# Exercise task
Copy each line of the data below with the word "content".

# Records from a dataset

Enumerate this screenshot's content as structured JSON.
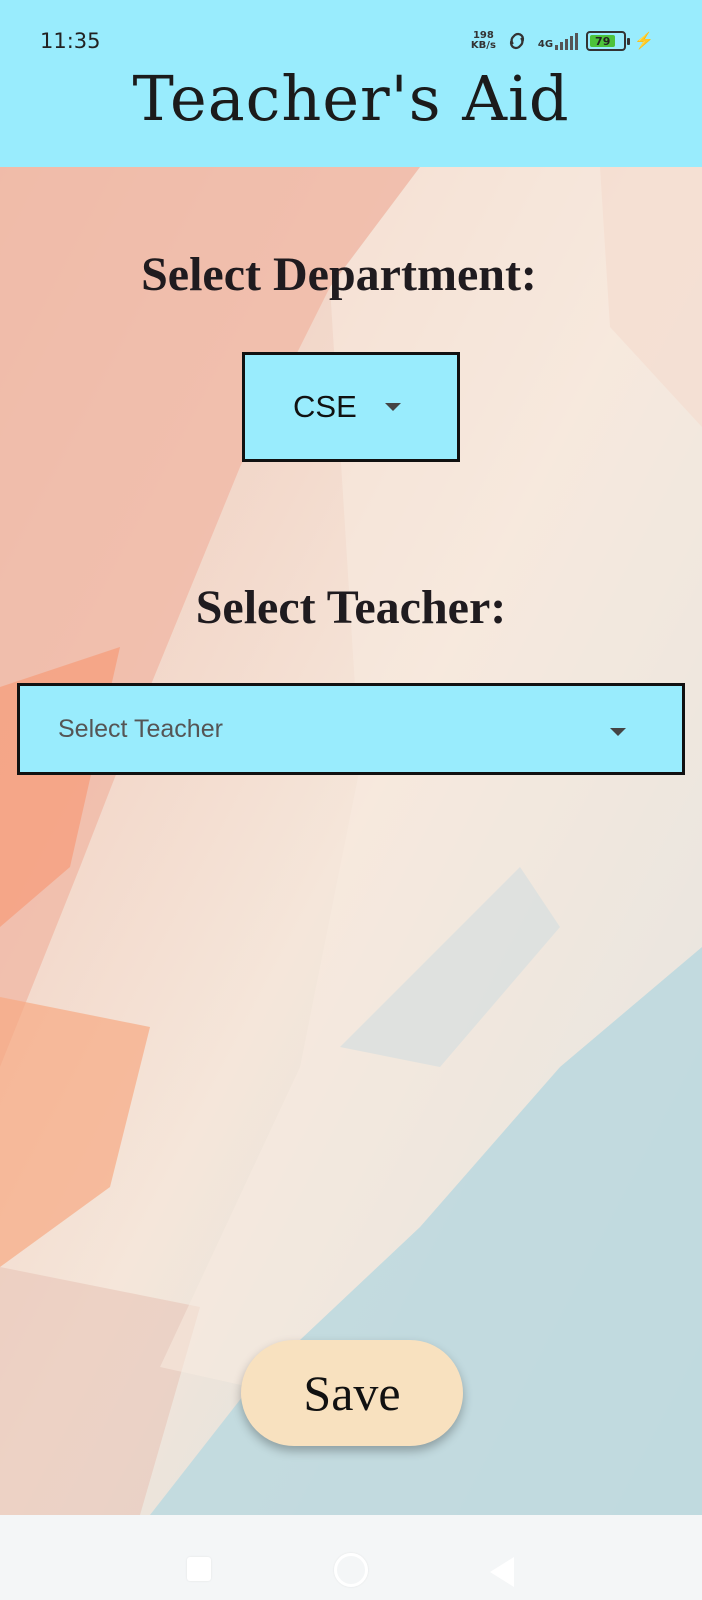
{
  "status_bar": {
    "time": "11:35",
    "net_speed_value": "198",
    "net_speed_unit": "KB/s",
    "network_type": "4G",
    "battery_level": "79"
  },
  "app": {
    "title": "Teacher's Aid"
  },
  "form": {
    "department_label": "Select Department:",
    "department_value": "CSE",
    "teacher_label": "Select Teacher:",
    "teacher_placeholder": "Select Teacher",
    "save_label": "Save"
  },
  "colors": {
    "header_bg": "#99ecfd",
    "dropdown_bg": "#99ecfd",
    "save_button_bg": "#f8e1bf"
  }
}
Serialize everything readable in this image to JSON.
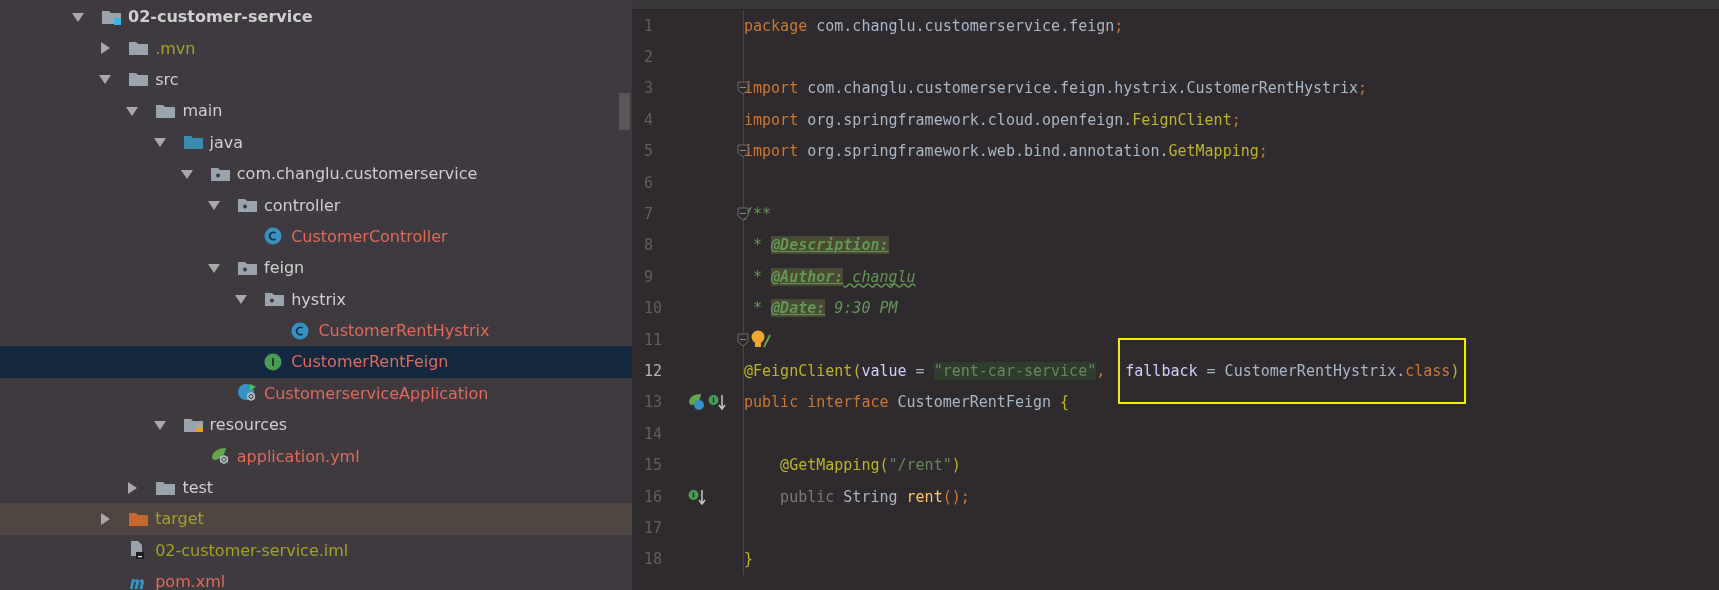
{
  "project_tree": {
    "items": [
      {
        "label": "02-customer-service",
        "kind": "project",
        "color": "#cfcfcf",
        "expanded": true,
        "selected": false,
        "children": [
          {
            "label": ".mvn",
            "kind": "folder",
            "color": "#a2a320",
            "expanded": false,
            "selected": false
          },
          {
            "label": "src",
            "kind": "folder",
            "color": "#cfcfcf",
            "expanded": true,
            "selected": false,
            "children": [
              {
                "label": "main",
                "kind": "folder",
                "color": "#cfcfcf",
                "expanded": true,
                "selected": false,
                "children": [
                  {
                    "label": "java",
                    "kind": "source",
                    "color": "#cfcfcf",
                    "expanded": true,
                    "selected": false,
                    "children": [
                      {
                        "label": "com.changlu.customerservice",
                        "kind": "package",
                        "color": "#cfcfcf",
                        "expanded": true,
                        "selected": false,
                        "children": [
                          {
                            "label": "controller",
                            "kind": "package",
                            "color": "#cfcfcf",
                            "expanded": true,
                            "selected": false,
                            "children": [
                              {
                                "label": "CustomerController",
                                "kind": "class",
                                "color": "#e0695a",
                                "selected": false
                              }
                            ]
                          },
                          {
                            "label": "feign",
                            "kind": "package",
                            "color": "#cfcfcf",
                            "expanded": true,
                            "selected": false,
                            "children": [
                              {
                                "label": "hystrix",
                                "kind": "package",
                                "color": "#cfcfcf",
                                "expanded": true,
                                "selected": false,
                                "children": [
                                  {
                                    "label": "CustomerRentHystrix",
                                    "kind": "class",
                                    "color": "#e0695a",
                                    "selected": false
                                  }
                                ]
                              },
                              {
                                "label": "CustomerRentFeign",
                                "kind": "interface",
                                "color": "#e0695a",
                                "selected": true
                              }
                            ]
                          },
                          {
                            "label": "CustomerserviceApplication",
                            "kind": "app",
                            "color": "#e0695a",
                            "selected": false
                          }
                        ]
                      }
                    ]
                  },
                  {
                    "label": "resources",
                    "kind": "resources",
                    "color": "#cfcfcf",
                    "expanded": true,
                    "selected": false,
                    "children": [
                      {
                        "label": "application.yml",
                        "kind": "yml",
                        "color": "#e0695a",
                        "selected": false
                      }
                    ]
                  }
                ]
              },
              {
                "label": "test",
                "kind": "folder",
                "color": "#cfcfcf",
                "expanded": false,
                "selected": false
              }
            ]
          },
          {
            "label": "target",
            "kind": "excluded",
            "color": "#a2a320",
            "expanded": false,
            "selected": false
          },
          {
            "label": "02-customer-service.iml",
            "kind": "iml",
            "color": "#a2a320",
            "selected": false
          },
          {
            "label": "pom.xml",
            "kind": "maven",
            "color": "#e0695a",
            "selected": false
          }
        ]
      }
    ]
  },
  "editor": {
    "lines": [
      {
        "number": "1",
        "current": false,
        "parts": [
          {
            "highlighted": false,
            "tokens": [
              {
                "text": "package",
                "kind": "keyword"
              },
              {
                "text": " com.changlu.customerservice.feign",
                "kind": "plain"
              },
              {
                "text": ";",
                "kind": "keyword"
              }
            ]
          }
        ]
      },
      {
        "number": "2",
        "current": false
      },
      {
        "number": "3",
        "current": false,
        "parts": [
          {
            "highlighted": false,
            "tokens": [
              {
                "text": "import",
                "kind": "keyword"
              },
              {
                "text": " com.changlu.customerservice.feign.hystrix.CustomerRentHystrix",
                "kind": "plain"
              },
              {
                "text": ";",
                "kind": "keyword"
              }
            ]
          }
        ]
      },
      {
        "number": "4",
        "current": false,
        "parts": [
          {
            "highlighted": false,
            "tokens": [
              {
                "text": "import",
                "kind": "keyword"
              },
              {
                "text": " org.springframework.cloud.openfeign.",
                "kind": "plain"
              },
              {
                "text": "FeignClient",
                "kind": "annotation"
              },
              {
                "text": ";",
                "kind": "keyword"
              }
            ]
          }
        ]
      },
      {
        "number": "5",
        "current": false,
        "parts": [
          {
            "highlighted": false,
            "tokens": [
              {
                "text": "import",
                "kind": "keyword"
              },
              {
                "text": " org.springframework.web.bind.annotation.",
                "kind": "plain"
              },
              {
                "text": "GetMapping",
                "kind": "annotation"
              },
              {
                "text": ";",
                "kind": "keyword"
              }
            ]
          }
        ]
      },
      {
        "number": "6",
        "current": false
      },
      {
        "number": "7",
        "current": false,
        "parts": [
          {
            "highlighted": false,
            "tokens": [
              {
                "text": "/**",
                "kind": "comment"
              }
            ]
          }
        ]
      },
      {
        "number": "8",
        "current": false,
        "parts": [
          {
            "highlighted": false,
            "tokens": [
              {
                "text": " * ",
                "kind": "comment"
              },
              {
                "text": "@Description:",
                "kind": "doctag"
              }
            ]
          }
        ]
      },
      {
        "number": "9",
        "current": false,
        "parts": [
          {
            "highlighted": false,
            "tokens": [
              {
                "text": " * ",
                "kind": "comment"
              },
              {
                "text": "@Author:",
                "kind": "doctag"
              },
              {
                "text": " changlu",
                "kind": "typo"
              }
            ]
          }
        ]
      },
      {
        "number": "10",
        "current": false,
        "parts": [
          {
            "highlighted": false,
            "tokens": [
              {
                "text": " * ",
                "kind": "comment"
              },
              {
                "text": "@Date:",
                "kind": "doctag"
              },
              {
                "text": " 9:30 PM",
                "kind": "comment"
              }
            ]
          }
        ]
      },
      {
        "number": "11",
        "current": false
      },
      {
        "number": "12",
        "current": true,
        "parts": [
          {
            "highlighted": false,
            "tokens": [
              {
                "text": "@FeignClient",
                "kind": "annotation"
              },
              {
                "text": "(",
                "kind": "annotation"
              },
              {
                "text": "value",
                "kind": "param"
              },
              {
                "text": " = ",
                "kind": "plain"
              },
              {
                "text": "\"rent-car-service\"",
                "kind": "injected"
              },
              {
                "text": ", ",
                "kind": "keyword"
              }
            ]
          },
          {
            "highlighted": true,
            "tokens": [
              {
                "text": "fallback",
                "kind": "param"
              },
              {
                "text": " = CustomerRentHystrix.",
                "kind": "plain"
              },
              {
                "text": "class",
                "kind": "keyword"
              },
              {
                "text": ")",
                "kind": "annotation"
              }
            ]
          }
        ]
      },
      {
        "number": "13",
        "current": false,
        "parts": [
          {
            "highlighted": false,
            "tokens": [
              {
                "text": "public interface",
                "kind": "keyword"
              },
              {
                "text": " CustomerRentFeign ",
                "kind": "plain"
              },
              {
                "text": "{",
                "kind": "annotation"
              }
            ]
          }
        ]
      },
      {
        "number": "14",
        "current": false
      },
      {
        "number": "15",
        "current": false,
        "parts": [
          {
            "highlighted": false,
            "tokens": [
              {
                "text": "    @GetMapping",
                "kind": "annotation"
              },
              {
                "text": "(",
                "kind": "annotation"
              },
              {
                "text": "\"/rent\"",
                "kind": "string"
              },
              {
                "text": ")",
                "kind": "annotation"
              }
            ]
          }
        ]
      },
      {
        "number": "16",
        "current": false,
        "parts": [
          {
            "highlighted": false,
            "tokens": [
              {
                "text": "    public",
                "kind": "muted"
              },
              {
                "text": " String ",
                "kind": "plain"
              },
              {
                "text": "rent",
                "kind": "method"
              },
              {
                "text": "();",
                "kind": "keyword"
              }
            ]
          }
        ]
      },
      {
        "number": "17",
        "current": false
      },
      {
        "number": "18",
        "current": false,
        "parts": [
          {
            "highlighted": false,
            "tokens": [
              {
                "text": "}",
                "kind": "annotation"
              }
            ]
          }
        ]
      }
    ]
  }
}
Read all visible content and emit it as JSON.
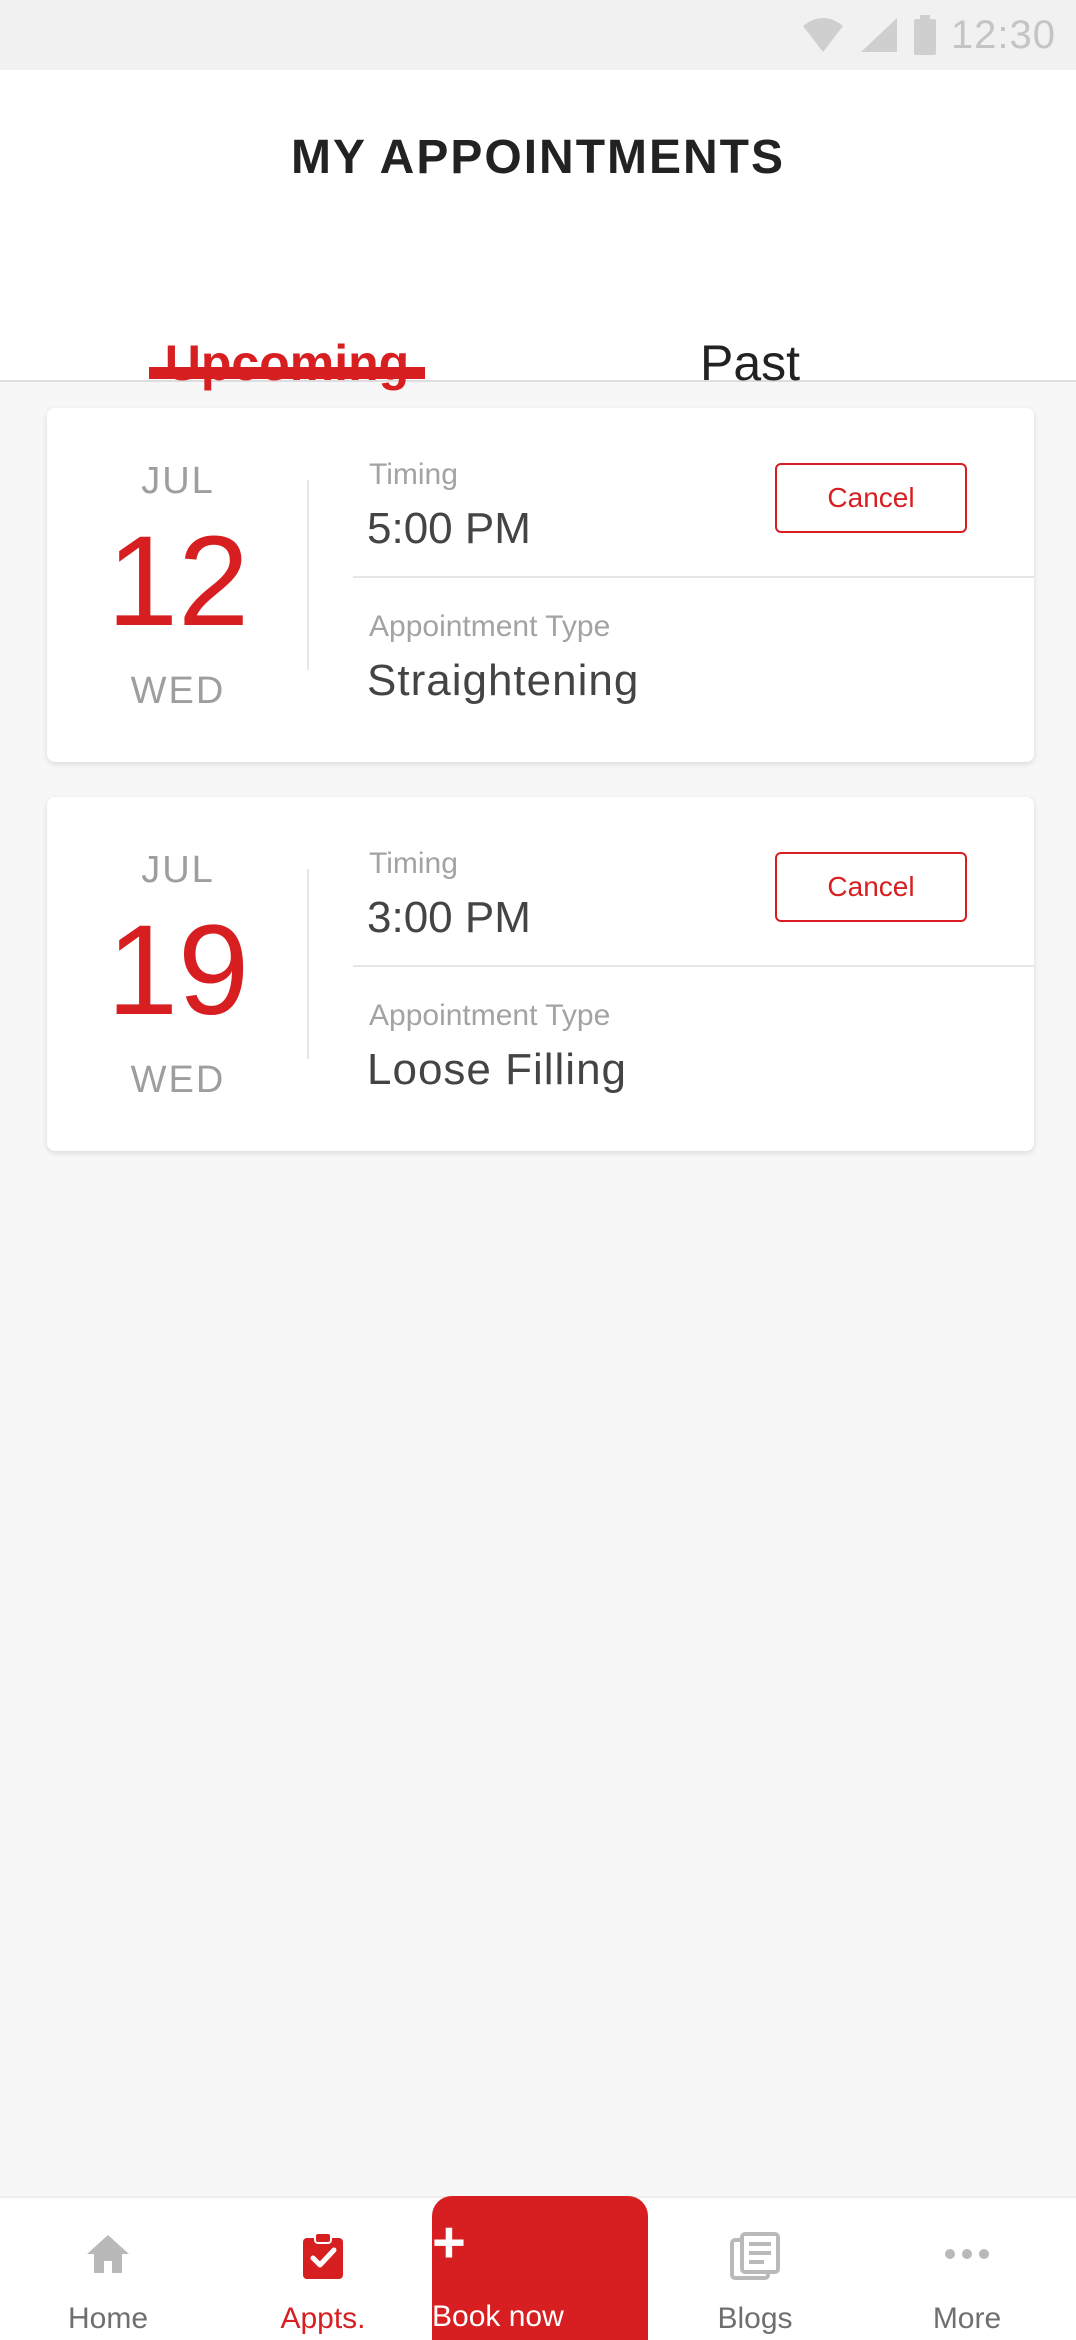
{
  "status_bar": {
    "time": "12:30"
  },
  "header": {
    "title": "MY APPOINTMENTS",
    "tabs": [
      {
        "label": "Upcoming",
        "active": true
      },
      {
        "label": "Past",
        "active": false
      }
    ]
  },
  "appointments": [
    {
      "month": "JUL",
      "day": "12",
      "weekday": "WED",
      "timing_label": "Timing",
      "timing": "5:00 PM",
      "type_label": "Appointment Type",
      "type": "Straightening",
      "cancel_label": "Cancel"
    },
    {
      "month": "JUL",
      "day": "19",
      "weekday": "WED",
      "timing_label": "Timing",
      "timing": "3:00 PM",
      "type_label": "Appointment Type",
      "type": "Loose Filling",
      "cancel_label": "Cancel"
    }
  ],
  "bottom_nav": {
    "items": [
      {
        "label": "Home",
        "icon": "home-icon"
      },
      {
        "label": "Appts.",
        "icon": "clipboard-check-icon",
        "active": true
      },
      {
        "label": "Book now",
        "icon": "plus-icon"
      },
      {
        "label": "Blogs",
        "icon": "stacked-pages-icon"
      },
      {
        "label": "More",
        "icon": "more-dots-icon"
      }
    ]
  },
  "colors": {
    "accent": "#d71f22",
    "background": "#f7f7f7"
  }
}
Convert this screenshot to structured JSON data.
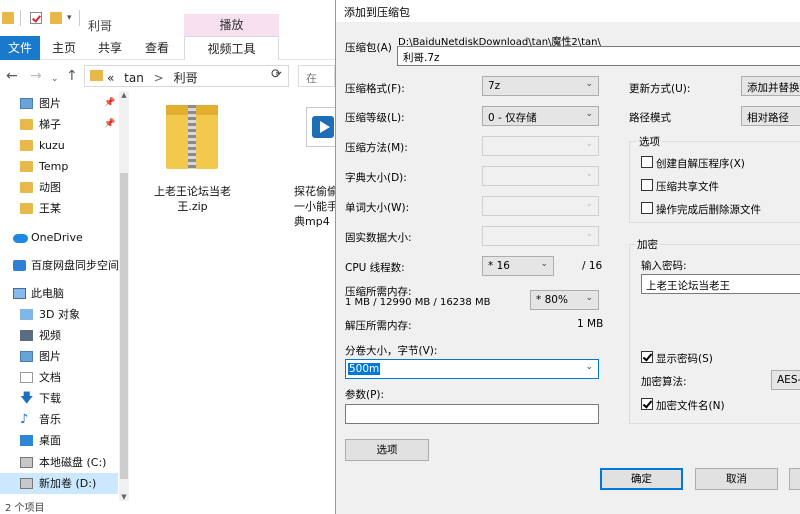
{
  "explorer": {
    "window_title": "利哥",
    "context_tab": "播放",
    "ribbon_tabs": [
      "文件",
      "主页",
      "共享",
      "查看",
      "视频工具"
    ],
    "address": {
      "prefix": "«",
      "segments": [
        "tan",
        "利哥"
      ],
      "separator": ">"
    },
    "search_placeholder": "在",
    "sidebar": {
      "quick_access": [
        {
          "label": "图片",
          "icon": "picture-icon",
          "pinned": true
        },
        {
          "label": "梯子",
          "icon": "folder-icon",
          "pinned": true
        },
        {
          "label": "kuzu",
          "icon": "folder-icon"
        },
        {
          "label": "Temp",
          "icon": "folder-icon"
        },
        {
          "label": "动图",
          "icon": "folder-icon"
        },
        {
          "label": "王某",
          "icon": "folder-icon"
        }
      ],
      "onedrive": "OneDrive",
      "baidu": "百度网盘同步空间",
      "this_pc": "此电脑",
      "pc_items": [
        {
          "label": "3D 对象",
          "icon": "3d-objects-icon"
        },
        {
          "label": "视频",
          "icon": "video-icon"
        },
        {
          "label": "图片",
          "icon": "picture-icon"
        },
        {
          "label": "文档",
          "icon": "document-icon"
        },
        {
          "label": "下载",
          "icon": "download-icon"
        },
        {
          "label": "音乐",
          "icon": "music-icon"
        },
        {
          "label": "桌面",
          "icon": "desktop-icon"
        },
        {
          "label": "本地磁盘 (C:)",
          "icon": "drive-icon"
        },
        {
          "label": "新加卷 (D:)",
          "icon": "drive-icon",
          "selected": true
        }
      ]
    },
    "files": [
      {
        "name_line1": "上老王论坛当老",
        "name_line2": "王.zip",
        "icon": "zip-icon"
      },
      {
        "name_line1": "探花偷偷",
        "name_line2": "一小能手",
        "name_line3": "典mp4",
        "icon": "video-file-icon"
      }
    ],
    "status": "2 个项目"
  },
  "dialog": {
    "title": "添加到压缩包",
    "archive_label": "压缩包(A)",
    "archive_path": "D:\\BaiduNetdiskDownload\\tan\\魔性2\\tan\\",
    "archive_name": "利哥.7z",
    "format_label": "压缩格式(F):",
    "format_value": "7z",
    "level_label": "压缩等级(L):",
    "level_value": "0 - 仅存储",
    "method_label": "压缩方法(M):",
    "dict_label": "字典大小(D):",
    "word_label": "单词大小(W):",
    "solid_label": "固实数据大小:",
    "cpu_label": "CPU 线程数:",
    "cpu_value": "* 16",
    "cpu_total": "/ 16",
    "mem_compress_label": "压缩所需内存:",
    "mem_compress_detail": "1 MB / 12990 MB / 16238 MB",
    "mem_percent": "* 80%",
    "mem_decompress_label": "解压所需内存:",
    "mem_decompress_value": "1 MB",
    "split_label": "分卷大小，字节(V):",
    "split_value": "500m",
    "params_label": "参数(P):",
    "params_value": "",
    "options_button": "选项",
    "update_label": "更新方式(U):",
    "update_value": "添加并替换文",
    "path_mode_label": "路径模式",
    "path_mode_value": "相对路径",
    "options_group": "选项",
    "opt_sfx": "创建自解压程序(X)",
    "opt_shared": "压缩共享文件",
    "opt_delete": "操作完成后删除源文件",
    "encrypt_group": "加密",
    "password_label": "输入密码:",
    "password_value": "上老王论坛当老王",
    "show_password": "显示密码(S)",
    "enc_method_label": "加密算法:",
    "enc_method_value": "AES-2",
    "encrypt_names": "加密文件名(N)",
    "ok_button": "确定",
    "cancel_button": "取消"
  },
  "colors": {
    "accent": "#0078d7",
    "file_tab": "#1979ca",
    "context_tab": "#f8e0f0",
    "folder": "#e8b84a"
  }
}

# Exercise solution
Enumerate this screenshot's content as structured JSON.
Read all visible content and emit it as JSON.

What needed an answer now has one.